● **Document section**:
○ ○ ○

To remember which is which, try this mnemonic which I learned from Evan Misshula: if you begin with power (^), you end up with money ($).

To force a regular expression to only match a complete string, anchor it with both ^ and $:

x <- c("apple pie", "apple", "apple cake")
str_view(x, "apple")
str_view(x, "^apple$")

You can also match the boundary between words with \b. I don’t often use this in R, but I will sometimes use it when I’m doing a search in RStudio when I want to find the name of a function that’s a component of other functions. For example, I’ll search for \bsum\b to avoid matching summarise, summary, rowsum and so on.

14.3.2.1 Exercises

  1. How would you match the literal string "$^$"?

  2. Given the corpus of common words in stringr::words, create regular expressions that find all words that:

    1. Start with “y”.
    2. End with “x”
    3. Are exactly three letters long. (Don’t cheat by using str_length()!)
    4. Have seven letters or more.

    Since this list is long, you might want to use the match argument to str_view() to show only the matching or non-matching words.

14.3.3 Character classes and alternatives

There are a number of special patterns that match more than one character. You’ve already seen ., which matches any character apart from a newline. There are four other useful tools:

  • \d: matches any digit.

○ ○ ○

● **Task requirements**:
Please write out the regular expressions excerpt above in full, word for word. The data that comes next is separate from the regular expressions excerpt.

● **Data provided**:
○ ○ ○

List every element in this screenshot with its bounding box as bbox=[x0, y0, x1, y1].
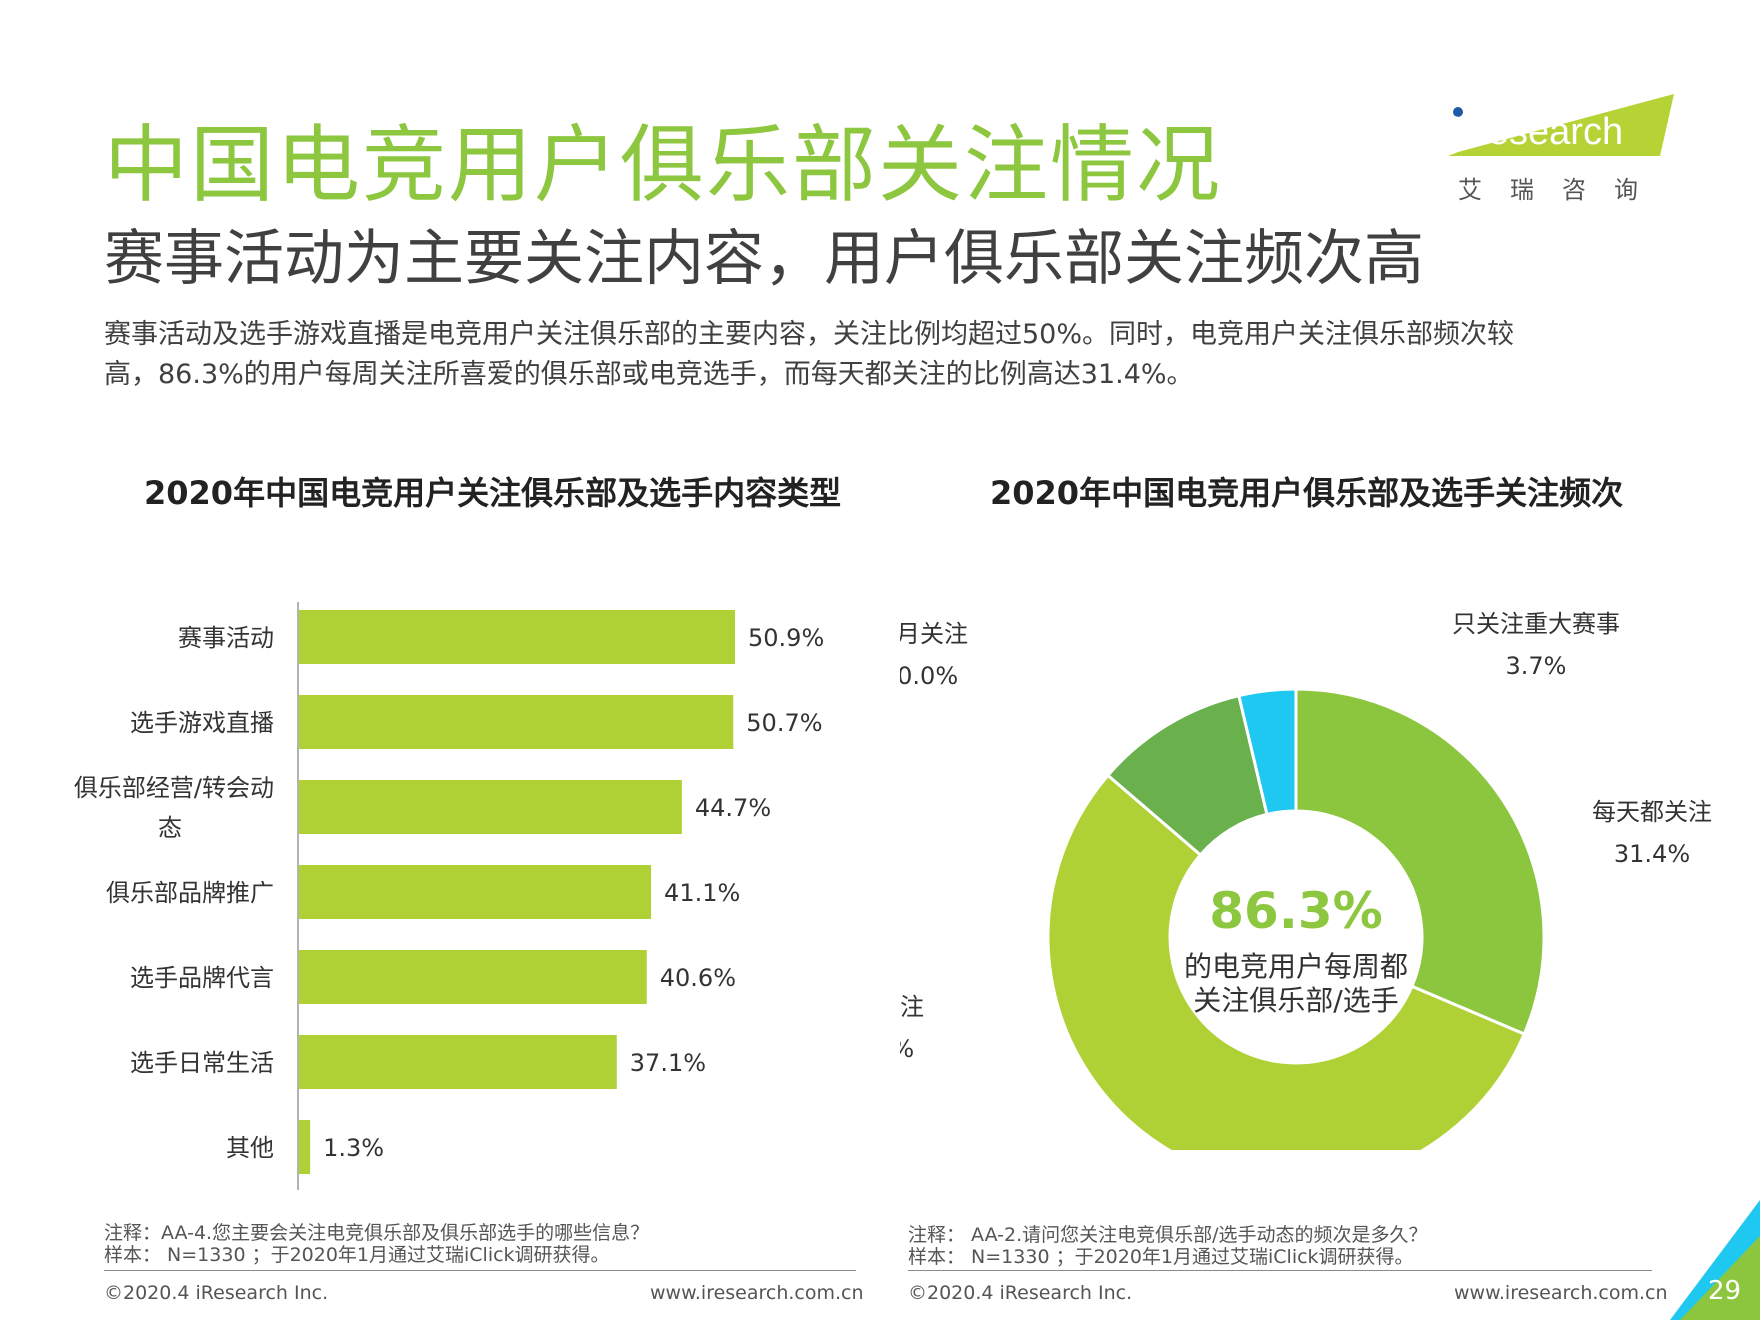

○ ○ ○

● **Final result**:
To remember which is which, try this mnemonic which I learned from Evan Misshula: if you begin with power (^), you end up with money ($).

To force a regular expression to only match a complete string, anchor it with both ^ and $:

x <- c("apple pie", "apple", "apple cake")
str_view(x, "apple")
str_view(x, "^apple$")

You can also match the boundary between words with \b. I don’t often use this in R, but I will sometimes use it when I’m doing a search in RStudio when I want to find the name of a function that’s a component of other functions. For example, I’ll search for \bsum\b to avoid matching summarise, summary, rowsum and so on.

14.3.2.1 Exercises

  1. How would you match the literal string "$^$"?

  2. Given the corpus of common words in stringr::words, create regular expressions that find all words that:

    1. Start with “y”.
    2. End with “x”
    3. Are exactly three letters long. (Don’t cheat by using str_length()!)
    4. Have seven letters or more.

    Since this list is long, you might want to use the match argument to str_view() to show only the matching or non-matching words.

14.3.3 Character classes and alternatives

There are a number of special patterns that match more than one character. You’ve already seen ., which matches any character apart from a newline. There are four other useful tools:

  • \d: matches any digit.